* **Problem requirements**
Set down all of the entries word for word, omitting the images they contain.

* **Entries**

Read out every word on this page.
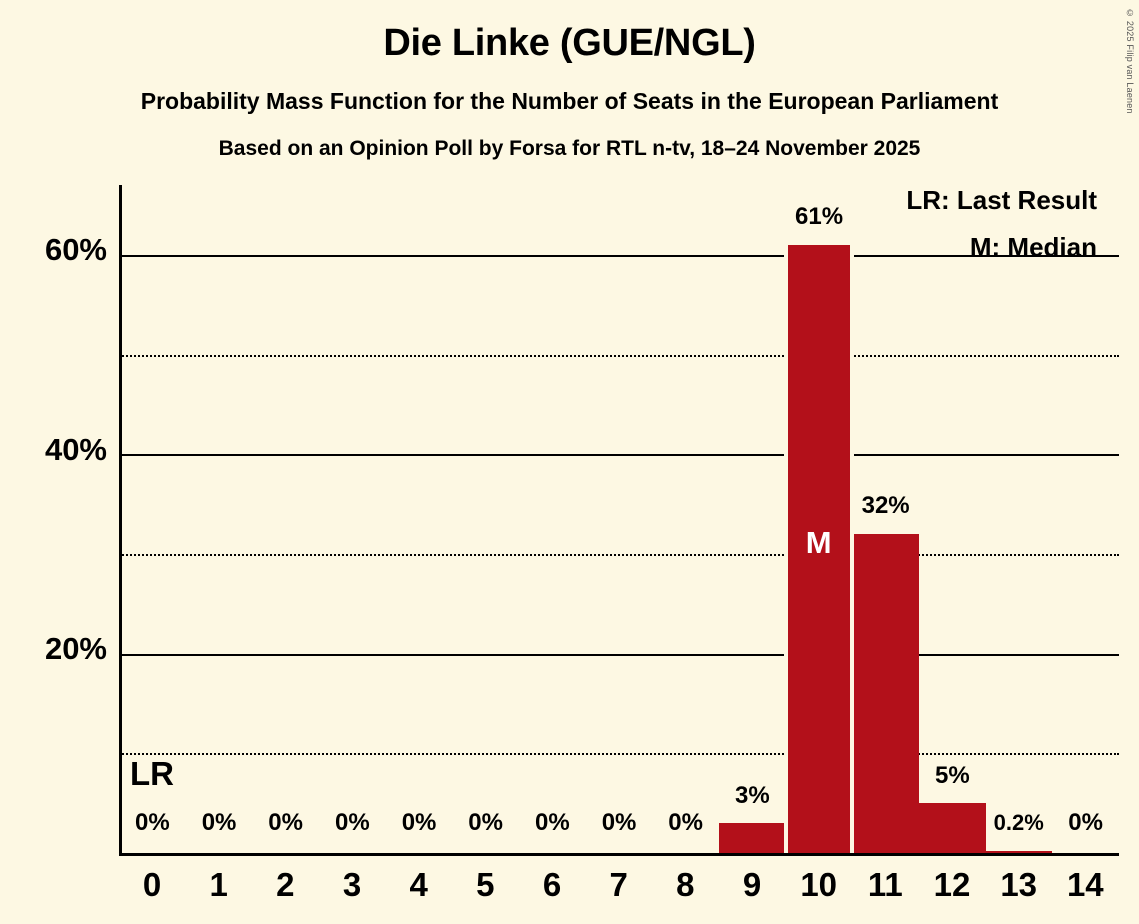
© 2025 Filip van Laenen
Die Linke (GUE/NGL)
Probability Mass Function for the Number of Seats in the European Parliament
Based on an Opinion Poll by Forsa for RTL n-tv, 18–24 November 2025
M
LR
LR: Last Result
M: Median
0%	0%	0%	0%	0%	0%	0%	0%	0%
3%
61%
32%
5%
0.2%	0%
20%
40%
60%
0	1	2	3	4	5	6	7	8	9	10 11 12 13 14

* **Answer to the problem**
Read out every word on this page.
© 2025 Filip van Laenen
Die Linke (GUE/NGL)
Probability Mass Function for the Number of Seats in the European Parliament
Based on an Opinion Poll by Forsa for RTL n-tv, 18–24 November 2025
M
LR
LR: Last Result
M: Median
0%	0%	0%	0%	0%	0%	0%	0%	0%
3%
61%
32%
5%
0.2%	0%
20%
40%
60%
0	1	2	3	4	5	6	7	8	9	10 11 12 13 14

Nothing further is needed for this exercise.